EXERCISE REQUIREMENTS. Repeat every line below exactly, word for word.

DATASET RECORDS.
* Start *

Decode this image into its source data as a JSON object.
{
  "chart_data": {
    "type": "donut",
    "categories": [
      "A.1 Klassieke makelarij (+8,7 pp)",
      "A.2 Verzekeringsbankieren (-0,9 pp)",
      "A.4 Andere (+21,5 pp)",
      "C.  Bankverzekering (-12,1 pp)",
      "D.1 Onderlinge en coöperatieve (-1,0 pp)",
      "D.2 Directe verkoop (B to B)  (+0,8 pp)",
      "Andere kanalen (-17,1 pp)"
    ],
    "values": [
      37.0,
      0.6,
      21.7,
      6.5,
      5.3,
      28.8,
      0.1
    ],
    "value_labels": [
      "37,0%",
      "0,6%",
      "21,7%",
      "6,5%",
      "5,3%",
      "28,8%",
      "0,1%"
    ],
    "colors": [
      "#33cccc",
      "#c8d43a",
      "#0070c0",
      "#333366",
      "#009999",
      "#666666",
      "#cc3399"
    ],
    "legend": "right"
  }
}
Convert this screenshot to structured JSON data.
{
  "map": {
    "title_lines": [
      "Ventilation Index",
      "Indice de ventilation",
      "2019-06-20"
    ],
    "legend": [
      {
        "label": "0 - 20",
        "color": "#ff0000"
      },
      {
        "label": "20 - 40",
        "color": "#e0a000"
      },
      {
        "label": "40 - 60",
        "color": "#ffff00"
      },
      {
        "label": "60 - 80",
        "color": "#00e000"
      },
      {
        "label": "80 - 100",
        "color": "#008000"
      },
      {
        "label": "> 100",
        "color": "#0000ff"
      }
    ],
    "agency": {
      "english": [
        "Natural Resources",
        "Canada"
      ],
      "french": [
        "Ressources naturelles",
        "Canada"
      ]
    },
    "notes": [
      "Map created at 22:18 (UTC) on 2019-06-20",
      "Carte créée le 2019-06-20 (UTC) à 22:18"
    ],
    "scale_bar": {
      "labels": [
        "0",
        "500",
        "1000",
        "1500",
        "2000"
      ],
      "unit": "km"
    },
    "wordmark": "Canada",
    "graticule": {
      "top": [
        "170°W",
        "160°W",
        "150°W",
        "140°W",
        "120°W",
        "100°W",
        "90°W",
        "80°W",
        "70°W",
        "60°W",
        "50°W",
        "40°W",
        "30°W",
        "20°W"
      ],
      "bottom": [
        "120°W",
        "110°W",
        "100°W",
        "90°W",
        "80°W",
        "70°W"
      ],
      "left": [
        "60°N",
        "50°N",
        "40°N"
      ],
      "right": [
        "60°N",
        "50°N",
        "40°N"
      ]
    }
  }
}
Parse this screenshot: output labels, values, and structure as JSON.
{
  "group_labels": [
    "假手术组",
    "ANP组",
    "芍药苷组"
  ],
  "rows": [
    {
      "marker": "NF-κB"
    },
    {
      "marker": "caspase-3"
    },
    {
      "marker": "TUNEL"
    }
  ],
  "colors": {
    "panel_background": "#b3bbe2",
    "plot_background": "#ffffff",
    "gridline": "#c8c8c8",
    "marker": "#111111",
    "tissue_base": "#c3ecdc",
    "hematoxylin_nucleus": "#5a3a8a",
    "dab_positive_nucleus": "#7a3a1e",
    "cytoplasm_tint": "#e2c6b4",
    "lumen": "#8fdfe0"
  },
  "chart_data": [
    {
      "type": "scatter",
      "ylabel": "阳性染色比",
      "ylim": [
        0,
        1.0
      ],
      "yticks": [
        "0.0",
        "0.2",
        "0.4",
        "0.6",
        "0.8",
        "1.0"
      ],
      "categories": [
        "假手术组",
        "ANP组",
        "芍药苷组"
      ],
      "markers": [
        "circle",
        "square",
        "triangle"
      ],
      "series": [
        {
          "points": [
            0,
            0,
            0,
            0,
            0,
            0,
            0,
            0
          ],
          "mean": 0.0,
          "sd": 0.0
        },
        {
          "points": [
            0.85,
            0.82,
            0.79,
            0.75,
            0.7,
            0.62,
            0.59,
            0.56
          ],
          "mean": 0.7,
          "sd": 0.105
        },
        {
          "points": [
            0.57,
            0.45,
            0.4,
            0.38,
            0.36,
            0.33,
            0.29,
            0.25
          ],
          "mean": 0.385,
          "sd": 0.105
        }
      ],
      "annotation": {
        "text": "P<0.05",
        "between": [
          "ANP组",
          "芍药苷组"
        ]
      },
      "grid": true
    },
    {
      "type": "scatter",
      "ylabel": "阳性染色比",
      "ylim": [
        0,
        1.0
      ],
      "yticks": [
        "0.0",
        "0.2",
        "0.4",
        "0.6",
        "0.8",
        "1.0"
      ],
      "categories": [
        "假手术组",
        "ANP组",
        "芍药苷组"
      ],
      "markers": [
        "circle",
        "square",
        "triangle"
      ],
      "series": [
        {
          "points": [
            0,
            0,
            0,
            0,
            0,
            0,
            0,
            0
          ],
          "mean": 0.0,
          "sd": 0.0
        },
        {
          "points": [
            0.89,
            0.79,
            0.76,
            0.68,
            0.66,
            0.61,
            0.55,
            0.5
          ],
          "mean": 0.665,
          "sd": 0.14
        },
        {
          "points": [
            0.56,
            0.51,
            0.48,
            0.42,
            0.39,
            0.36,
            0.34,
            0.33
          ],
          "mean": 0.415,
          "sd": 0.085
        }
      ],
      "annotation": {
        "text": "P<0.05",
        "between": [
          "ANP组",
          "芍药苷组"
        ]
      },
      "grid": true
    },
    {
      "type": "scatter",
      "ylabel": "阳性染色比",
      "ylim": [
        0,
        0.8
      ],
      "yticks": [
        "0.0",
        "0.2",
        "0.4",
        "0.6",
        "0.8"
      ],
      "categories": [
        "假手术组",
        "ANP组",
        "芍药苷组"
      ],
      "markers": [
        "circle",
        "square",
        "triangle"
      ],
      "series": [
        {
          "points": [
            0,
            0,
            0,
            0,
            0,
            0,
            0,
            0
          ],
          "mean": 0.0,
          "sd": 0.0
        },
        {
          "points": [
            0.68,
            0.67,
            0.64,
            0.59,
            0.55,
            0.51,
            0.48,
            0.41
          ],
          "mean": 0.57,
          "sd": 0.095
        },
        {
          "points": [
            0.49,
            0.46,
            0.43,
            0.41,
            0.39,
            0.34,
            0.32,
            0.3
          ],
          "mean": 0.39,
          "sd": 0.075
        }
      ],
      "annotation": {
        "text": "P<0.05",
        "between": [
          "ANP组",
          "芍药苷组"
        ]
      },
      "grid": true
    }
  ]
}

* End *

THE RESULT.
Decode this image into its source data as a JSON object.
{
  "chart_data": {
    "type": "donut",
    "categories": [
      "A.1 Klassieke makelarij (+8,7 pp)",
      "A.2 Verzekeringsbankieren (-0,9 pp)",
      "A.4 Andere (+21,5 pp)",
      "C.  Bankverzekering (-12,1 pp)",
      "D.1 Onderlinge en coöperatieve (-1,0 pp)",
      "D.2 Directe verkoop (B to B)  (+0,8 pp)",
      "Andere kanalen (-17,1 pp)"
    ],
    "values": [
      37.0,
      0.6,
      21.7,
      6.5,
      5.3,
      28.8,
      0.1
    ],
    "value_labels": [
      "37,0%",
      "0,6%",
      "21,7%",
      "6,5%",
      "5,3%",
      "28,8%",
      "0,1%"
    ],
    "colors": [
      "#33cccc",
      "#c8d43a",
      "#0070c0",
      "#333366",
      "#009999",
      "#666666",
      "#cc3399"
    ],
    "legend": "right"
  }
}
Convert this screenshot to structured JSON data.
{
  "map": {
    "title_lines": [
      "Ventilation Index",
      "Indice de ventilation",
      "2019-06-20"
    ],
    "legend": [
      {
        "label": "0 - 20",
        "color": "#ff0000"
      },
      {
        "label": "20 - 40",
        "color": "#e0a000"
      },
      {
        "label": "40 - 60",
        "color": "#ffff00"
      },
      {
        "label": "60 - 80",
        "color": "#00e000"
      },
      {
        "label": "80 - 100",
        "color": "#008000"
      },
      {
        "label": "> 100",
        "color": "#0000ff"
      }
    ],
    "agency": {
      "english": [
        "Natural Resources",
        "Canada"
      ],
      "french": [
        "Ressources naturelles",
        "Canada"
      ]
    },
    "notes": [
      "Map created at 22:18 (UTC) on 2019-06-20",
      "Carte créée le 2019-06-20 (UTC) à 22:18"
    ],
    "scale_bar": {
      "labels": [
        "0",
        "500",
        "1000",
        "1500",
        "2000"
      ],
      "unit": "km"
    },
    "wordmark": "Canada",
    "graticule": {
      "top": [
        "170°W",
        "160°W",
        "150°W",
        "140°W",
        "120°W",
        "100°W",
        "90°W",
        "80°W",
        "70°W",
        "60°W",
        "50°W",
        "40°W",
        "30°W",
        "20°W"
      ],
      "bottom": [
        "120°W",
        "110°W",
        "100°W",
        "90°W",
        "80°W",
        "70°W"
      ],
      "left": [
        "60°N",
        "50°N",
        "40°N"
      ],
      "right": [
        "60°N",
        "50°N",
        "40°N"
      ]
    }
  }
}
Parse this screenshot: output labels, values, and structure as JSON.
{
  "group_labels": [
    "假手术组",
    "ANP组",
    "芍药苷组"
  ],
  "rows": [
    {
      "marker": "NF-κB"
    },
    {
      "marker": "caspase-3"
    },
    {
      "marker": "TUNEL"
    }
  ],
  "colors": {
    "panel_background": "#b3bbe2",
    "plot_background": "#ffffff",
    "gridline": "#c8c8c8",
    "marker": "#111111",
    "tissue_base": "#c3ecdc",
    "hematoxylin_nucleus": "#5a3a8a",
    "dab_positive_nucleus": "#7a3a1e",
    "cytoplasm_tint": "#e2c6b4",
    "lumen": "#8fdfe0"
  },
  "chart_data": [
    {
      "type": "scatter",
      "ylabel": "阳性染色比",
      "ylim": [
        0,
        1.0
      ],
      "yticks": [
        "0.0",
        "0.2",
        "0.4",
        "0.6",
        "0.8",
        "1.0"
      ],
      "categories": [
        "假手术组",
        "ANP组",
        "芍药苷组"
      ],
      "markers": [
        "circle",
        "square",
        "triangle"
      ],
      "series": [
        {
          "points": [
            0,
            0,
            0,
            0,
            0,
            0,
            0,
            0
          ],
          "mean": 0.0,
          "sd": 0.0
        },
        {
          "points": [
            0.85,
            0.82,
            0.79,
            0.75,
            0.7,
            0.62,
            0.59,
            0.56
          ],
          "mean": 0.7,
          "sd": 0.105
        },
        {
          "points": [
            0.57,
            0.45,
            0.4,
            0.38,
            0.36,
            0.33,
            0.29,
            0.25
          ],
          "mean": 0.385,
          "sd": 0.105
        }
      ],
      "annotation": {
        "text": "P<0.05",
        "between": [
          "ANP组",
          "芍药苷组"
        ]
      },
      "grid": true
    },
    {
      "type": "scatter",
      "ylabel": "阳性染色比",
      "ylim": [
        0,
        1.0
      ],
      "yticks": [
        "0.0",
        "0.2",
        "0.4",
        "0.6",
        "0.8",
        "1.0"
      ],
      "categories": [
        "假手术组",
        "ANP组",
        "芍药苷组"
      ],
      "markers": [
        "circle",
        "square",
        "triangle"
      ],
      "series": [
        {
          "points": [
            0,
            0,
            0,
            0,
            0,
            0,
            0,
            0
          ],
          "mean": 0.0,
          "sd": 0.0
        },
        {
          "points": [
            0.89,
            0.79,
            0.76,
            0.68,
            0.66,
            0.61,
            0.55,
            0.5
          ],
          "mean": 0.665,
          "sd": 0.14
        },
        {
          "points": [
            0.56,
            0.51,
            0.48,
            0.42,
            0.39,
            0.36,
            0.34,
            0.33
          ],
          "mean": 0.415,
          "sd": 0.085
        }
      ],
      "annotation": {
        "text": "P<0.05",
        "between": [
          "ANP组",
          "芍药苷组"
        ]
      },
      "grid": true
    },
    {
      "type": "scatter",
      "ylabel": "阳性染色比",
      "ylim": [
        0,
        0.8
      ],
      "yticks": [
        "0.0",
        "0.2",
        "0.4",
        "0.6",
        "0.8"
      ],
      "categories": [
        "假手术组",
        "ANP组",
        "芍药苷组"
      ],
      "markers": [
        "circle",
        "square",
        "triangle"
      ],
      "series": [
        {
          "points": [
            0,
            0,
            0,
            0,
            0,
            0,
            0,
            0
          ],
          "mean": 0.0,
          "sd": 0.0
        },
        {
          "points": [
            0.68,
            0.67,
            0.64,
            0.59,
            0.55,
            0.51,
            0.48,
            0.41
          ],
          "mean": 0.57,
          "sd": 0.095
        },
        {
          "points": [
            0.49,
            0.46,
            0.43,
            0.41,
            0.39,
            0.34,
            0.32,
            0.3
          ],
          "mean": 0.39,
          "sd": 0.075
        }
      ],
      "annotation": {
        "text": "P<0.05",
        "between": [
          "ANP组",
          "芍药苷组"
        ]
      },
      "grid": true
    }
  ]
}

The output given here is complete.